▶ [Set exercise]: Tally the lines holding the word "стоимость" and state the count by itself.

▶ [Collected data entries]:
........
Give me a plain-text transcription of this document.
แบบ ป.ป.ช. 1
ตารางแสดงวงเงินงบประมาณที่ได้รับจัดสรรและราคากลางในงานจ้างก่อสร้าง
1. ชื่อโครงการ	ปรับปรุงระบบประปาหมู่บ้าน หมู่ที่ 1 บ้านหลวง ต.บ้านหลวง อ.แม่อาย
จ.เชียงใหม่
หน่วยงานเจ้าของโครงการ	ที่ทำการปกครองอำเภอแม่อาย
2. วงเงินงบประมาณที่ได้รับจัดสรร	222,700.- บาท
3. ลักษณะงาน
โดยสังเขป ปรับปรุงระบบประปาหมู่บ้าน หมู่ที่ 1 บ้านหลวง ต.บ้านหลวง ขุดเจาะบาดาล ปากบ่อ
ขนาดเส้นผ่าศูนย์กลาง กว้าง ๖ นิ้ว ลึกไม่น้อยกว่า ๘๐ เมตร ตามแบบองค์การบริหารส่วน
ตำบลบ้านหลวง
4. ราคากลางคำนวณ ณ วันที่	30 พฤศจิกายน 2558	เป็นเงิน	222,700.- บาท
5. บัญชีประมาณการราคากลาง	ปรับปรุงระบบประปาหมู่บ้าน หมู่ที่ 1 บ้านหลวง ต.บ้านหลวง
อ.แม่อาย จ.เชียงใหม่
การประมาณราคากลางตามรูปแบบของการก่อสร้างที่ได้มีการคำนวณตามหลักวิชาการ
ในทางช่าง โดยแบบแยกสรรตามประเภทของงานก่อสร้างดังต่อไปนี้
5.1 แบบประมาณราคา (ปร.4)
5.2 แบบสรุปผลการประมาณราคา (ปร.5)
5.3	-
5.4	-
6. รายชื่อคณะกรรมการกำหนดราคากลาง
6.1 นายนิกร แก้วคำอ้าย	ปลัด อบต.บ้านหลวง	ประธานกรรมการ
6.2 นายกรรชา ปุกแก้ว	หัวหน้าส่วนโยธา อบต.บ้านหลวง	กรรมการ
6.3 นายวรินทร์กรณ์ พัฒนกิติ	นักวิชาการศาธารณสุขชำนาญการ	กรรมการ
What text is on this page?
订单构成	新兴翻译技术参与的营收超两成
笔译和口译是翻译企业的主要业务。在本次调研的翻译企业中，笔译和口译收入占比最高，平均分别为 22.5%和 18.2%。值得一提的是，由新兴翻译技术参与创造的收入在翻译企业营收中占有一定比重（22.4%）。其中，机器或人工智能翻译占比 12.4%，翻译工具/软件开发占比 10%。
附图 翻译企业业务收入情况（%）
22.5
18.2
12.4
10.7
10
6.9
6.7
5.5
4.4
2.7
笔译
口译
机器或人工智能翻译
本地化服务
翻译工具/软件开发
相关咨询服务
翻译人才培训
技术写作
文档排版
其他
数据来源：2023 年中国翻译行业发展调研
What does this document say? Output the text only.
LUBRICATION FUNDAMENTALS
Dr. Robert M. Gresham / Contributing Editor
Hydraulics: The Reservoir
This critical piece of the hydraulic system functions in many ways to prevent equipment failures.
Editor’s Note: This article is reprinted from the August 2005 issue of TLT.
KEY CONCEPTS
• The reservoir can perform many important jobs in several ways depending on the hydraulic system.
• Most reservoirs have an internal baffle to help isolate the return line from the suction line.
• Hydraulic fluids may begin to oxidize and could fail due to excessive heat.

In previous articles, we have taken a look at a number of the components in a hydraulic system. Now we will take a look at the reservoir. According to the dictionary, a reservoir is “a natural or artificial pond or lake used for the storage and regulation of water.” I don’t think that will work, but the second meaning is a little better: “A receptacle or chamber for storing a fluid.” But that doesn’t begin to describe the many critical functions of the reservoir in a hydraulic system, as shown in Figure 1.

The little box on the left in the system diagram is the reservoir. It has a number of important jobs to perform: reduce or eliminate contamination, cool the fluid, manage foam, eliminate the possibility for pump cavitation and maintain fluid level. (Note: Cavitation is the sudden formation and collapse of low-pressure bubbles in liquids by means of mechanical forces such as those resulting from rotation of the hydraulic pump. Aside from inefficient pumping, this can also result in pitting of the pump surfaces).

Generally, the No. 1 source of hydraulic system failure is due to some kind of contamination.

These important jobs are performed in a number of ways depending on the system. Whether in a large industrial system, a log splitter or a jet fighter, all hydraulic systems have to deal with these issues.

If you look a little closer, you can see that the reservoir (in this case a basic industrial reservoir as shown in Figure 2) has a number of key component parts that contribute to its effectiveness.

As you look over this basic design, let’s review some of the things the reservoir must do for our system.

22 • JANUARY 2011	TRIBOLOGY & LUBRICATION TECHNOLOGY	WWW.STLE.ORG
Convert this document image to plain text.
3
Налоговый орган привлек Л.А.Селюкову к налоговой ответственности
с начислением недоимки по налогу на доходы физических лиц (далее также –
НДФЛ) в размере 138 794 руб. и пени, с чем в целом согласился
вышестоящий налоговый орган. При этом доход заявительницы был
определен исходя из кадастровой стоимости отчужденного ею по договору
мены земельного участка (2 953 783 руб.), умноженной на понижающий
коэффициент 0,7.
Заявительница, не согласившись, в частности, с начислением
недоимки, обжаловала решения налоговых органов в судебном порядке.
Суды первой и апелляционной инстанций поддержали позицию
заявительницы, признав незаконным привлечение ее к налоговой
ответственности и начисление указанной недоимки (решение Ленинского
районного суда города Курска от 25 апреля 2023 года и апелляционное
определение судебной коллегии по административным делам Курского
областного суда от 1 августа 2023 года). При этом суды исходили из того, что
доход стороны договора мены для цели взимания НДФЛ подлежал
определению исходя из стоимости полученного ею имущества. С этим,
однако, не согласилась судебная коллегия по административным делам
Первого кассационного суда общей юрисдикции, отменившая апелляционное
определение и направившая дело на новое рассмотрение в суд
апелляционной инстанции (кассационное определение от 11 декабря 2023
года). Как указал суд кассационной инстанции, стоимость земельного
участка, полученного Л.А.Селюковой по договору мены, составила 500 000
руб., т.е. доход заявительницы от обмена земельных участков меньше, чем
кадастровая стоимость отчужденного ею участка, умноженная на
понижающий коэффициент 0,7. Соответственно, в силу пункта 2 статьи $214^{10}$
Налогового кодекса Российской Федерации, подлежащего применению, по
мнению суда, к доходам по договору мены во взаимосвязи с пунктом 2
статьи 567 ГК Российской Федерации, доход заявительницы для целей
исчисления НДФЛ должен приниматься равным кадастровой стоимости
........
▶ [Answer below]: 2